Con Loro Beati, con voi viandanti di speranza

Con Loro Beati, con voi viandanti di speranza,

in cammino di fedeltà a Cristo Sacerdote Misericordioso e Fedele
Omelia per il 40° di Ordinazione Presbiterale

 


“Rendo grazie a Colui che mi ha dato la forza,
Cristo Gesù Signore nostro, perché mi ha giudicato degno di fiducia chiamandomi al ministero…
mi è stata usata misericordia….così la grazia del Signore nostro ha sovrabbondato insieme alla fede e alla carità che è in Cristo Gesù(…).
Al Re dei secoli, incorruttibile, invisibile e unico Dio, onore e gloria nei secoli dei secoli. Amen.”
(1Tm1,12.13.14.17).

1. E’ il rendimento di grazie, il primo sentimento doveroso e giusto che prorompe dal mio animo in questa Eucaristia che celebro con voi, Chiesa Santa di Dio, che tento di servire con amore e dedizione, nella consapevolezza, oggi ancora più evidente al cospetto del Dio tre volte Santo, che questo amore e questa dedizione per fragilità mie proprie e per circostanze storiche che l’obbedienza ha voluto per me, spesso risultano faticose e incerte. A voi la pazienza e la benevolenza dell’attesa, a me l’impegno ancor più deciso nel rendermi tutto a tutti.

^^^^

- **Cosa fare**:
A) Trascrivi dall'omelia il passo che va da "in cammino di" a "in Cristo Gesù(…).".
B) Secondo l'omelia, qual è il primo sentimento che prorompe dall'animo di chi celebra questa Eucaristia?

- **Dati forniti**:
^^^^

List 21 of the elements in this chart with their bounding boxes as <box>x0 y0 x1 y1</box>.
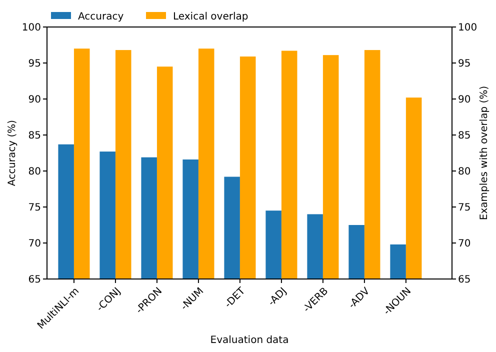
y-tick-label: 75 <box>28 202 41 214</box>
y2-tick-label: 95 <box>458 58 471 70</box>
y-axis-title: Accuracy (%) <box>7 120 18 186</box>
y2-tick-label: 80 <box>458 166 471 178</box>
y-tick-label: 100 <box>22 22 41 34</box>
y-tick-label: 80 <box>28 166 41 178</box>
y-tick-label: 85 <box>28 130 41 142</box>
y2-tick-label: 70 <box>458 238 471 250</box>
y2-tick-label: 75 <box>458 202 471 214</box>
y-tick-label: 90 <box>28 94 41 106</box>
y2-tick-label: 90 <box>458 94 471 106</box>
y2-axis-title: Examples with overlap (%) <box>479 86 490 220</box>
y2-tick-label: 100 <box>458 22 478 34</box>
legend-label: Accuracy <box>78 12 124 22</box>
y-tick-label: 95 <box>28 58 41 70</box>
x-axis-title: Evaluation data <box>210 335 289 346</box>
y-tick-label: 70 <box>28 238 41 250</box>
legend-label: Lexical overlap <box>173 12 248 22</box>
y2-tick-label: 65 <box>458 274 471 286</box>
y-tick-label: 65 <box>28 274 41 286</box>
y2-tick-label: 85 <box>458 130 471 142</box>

^^^^

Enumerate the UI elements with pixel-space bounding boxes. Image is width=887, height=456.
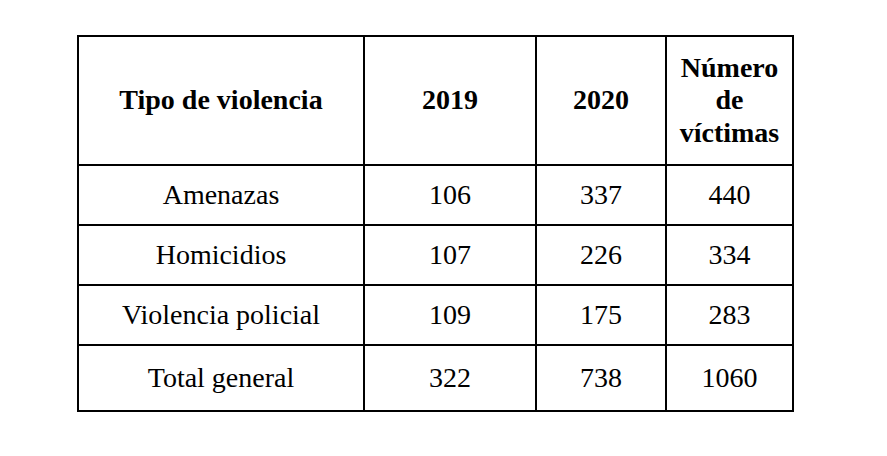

^^^^

- **Risposte**:
A)
in cammino di fedeltà a Cristo Sacerdote Misericordioso e Fedele
Omelia per il 40° di Ordinazione Presbiterale

 


“Rendo grazie a Colui che mi ha dato la forza,
Cristo Gesù Signore nostro, perché mi ha giudicato degno di fiducia chiamandomi al ministero…
mi è stata usata misericordia….così la grazia del Signore nostro ha sovrabbondato insieme alla fede e alla carità che è in Cristo Gesù(…).

B) Il rendimento di grazie.